▶ [Data items]

################

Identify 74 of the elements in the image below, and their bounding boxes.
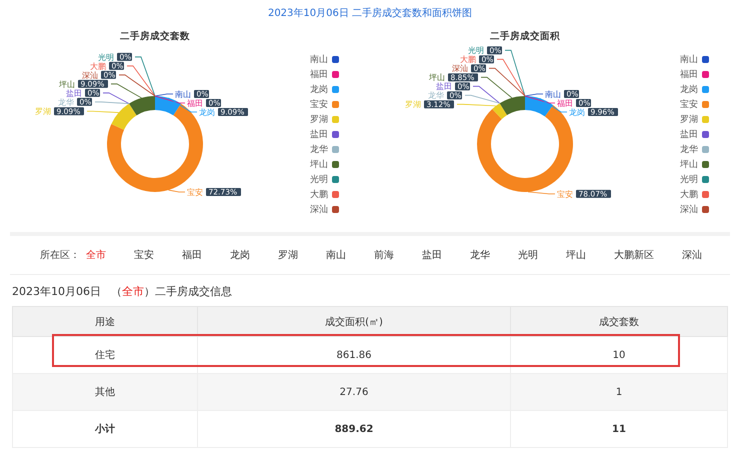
slice-label: 坪山 [429,73,445,82]
column-header: 成交套数 [510,306,728,336]
slice-label: 宝安 [557,190,573,199]
district-option[interactable]: 大鹏新区 [614,248,654,262]
slice-label: 福田 [187,98,203,108]
district-option[interactable]: 福田 [182,248,202,262]
slice-label: 深汕 [82,70,98,80]
slice-label: 龙岗 [199,108,215,117]
slice-label: 盐田 [436,82,452,92]
legend-label[interactable]: 大鹏 [310,188,328,200]
table-cell: 27.76 [198,374,510,410]
leader-line [528,192,556,194]
slice-label: 福田 [557,98,573,108]
slice-label: 龙岗 [569,108,585,117]
legend-label[interactable]: 罗湖 [310,112,328,126]
table-cell: 1 [510,374,728,410]
slice-label: 光明 [468,46,484,56]
table-cell: 889.62 [198,410,510,448]
slice-label: 坪山 [59,80,75,89]
legend-label[interactable]: 南山 [680,52,698,66]
slice-label: 罗湖 [35,107,51,116]
leader-line [168,190,186,192]
column-header: 用途 [12,306,198,336]
legend-label[interactable]: 罗湖 [680,112,698,126]
table-cell: 小计 [12,410,198,448]
chart-title: 二手房成交套数 [120,31,190,42]
district-option[interactable]: 前海 [374,248,394,262]
slice-label: 大鹏 [460,55,476,64]
district-option[interactable]: 坪山 [566,248,586,262]
district-option[interactable]: 罗湖 [278,248,298,262]
legend-label[interactable]: 坪山 [680,158,698,170]
district-option[interactable]: 龙岗 [230,248,250,262]
legend-label[interactable]: 盐田 [680,128,698,140]
district-option[interactable]: 宝安 [134,248,154,262]
table-cell: 其他 [12,374,198,410]
legend-label[interactable]: 光明 [310,172,328,186]
table-cell: 11 [510,410,728,448]
slice-label: 大鹏 [90,62,106,71]
chart-title: 二手房成交面积 [490,31,560,42]
slice-label: 南山 [545,90,561,99]
section-heading: 2023年10月06日 （全市）二手房成交信息 [11,284,233,300]
legend-label[interactable]: 龙华 [310,142,328,156]
district-option[interactable]: 盐田 [422,248,442,262]
legend-label[interactable]: 光明 [680,172,698,186]
legend-label[interactable]: 宝安 [680,98,698,110]
slice-label: 龙华 [428,91,444,100]
legend-label[interactable]: 龙岗 [310,82,328,96]
filter-label: 所在区： [40,248,80,262]
slice-label: 罗湖 [405,100,421,110]
legend-label[interactable]: 福田 [680,68,698,80]
legend-label[interactable]: 坪山 [310,158,328,170]
slice-label: 龙华 [58,98,74,107]
column-header: 成交面积(㎡) [198,306,510,336]
district-option[interactable]: 龙华 [470,248,490,262]
slice-label: 光明 [98,52,114,62]
legend-label[interactable]: 大鹏 [680,188,698,200]
slice-label: 南山 [175,90,191,99]
page-title: 2023年10月06日 二手房成交套数和面积饼图 [266,6,474,20]
district-option[interactable]: 全市 [86,248,106,262]
legend-label[interactable]: 宝安 [310,98,328,110]
legend-label[interactable]: 盐田 [310,128,328,140]
legend-label[interactable]: 深汕 [310,202,328,216]
legend-label[interactable]: 龙岗 [680,82,698,96]
district-option[interactable]: 深汕 [682,248,702,262]
legend-label[interactable]: 福田 [310,68,328,80]
leader-line [86,110,120,113]
slice-label: 盐田 [66,88,82,98]
legend-label[interactable]: 龙华 [680,142,698,156]
district-option[interactable]: 南山 [326,248,346,262]
slice-label: 深汕 [452,64,468,74]
legend-label[interactable]: 南山 [310,52,328,66]
district-option[interactable]: 光明 [518,248,538,262]
slice-label: 宝安 [187,188,203,197]
legend-label[interactable]: 深汕 [680,202,698,216]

################

▶ [Problem statement]
Switch every "slice-label" in the rows above to "wedge-label", keeping all other text the same. Leave the pictures out of your answer.

▶ [Answer below]
Identify 74 of the elements in the image below, and their bounding boxes.
wedge-label: 坪山 [429,73,445,82]
column-header: 成交套数 [510,306,728,336]
wedge-label: 宝安 [557,190,573,199]
district-option[interactable]: 大鹏新区 [614,248,654,262]
wedge-label: 福田 [187,98,203,108]
district-option[interactable]: 福田 [182,248,202,262]
wedge-label: 深汕 [82,70,98,80]
wedge-label: 龙岗 [199,108,215,117]
wedge-label: 盐田 [436,82,452,92]
legend-label[interactable]: 大鹏 [310,188,328,200]
table-cell: 27.76 [198,374,510,410]
leader-line [528,192,556,194]
wedge-label: 福田 [557,98,573,108]
wedge-label: 龙岗 [569,108,585,117]
legend-label[interactable]: 罗湖 [310,112,328,126]
table-cell: 1 [510,374,728,410]
wedge-label: 光明 [468,46,484,56]
table-cell: 889.62 [198,410,510,448]
wedge-label: 坪山 [59,80,75,89]
legend-label[interactable]: 南山 [680,52,698,66]
wedge-label: 罗湖 [35,107,51,116]
leader-line [168,190,186,192]
column-header: 用途 [12,306,198,336]
legend-label[interactable]: 罗湖 [680,112,698,126]
table-cell: 小计 [12,410,198,448]
chart-title: 二手房成交套数 [120,31,190,42]
district-option[interactable]: 前海 [374,248,394,262]
wedge-label: 大鹏 [460,55,476,64]
district-option[interactable]: 坪山 [566,248,586,262]
district-option[interactable]: 罗湖 [278,248,298,262]
legend-label[interactable]: 坪山 [680,158,698,170]
district-option[interactable]: 龙岗 [230,248,250,262]
legend-label[interactable]: 盐田 [680,128,698,140]
district-option[interactable]: 宝安 [134,248,154,262]
table-cell: 其他 [12,374,198,410]
legend-label[interactable]: 光明 [310,172,328,186]
table-cell: 11 [510,410,728,448]
wedge-label: 大鹏 [90,62,106,71]
chart-title: 二手房成交面积 [490,31,560,42]
wedge-label: 南山 [545,90,561,99]
section-heading: 2023年10月06日 （全市）二手房成交信息 [11,284,233,300]
legend-label[interactable]: 龙华 [310,142,328,156]
district-option[interactable]: 盐田 [422,248,442,262]
legend-label[interactable]: 光明 [680,172,698,186]
legend-label[interactable]: 宝安 [680,98,698,110]
wedge-label: 龙华 [428,91,444,100]
legend-label[interactable]: 龙岗 [310,82,328,96]
filter-label: 所在区： [40,248,80,262]
wedge-label: 罗湖 [405,100,421,110]
legend-label[interactable]: 福田 [680,68,698,80]
legend-label[interactable]: 坪山 [310,158,328,170]
wedge-label: 龙华 [58,98,74,107]
column-header: 成交面积(㎡) [198,306,510,336]
district-option[interactable]: 龙华 [470,248,490,262]
wedge-label: 光明 [98,52,114,62]
legend-label[interactable]: 大鹏 [680,188,698,200]
wedge-label: 南山 [175,90,191,99]
page-title: 2023年10月06日 二手房成交套数和面积饼图 [266,6,474,20]
district-option[interactable]: 全市 [86,248,106,262]
legend-label[interactable]: 宝安 [310,98,328,110]
legend-label[interactable]: 盐田 [310,128,328,140]
legend-label[interactable]: 深汕 [310,202,328,216]
legend-label[interactable]: 龙岗 [680,82,698,96]
district-option[interactable]: 深汕 [682,248,702,262]
legend-label[interactable]: 福田 [310,68,328,80]
leader-line [86,110,120,113]
wedge-label: 盐田 [66,88,82,98]
legend-label[interactable]: 龙华 [680,142,698,156]
district-option[interactable]: 南山 [326,248,346,262]
wedge-label: 深汕 [452,64,468,74]
legend-label[interactable]: 南山 [310,52,328,66]
district-option[interactable]: 光明 [518,248,538,262]
wedge-label: 宝安 [187,188,203,197]
legend-label[interactable]: 深汕 [680,202,698,216]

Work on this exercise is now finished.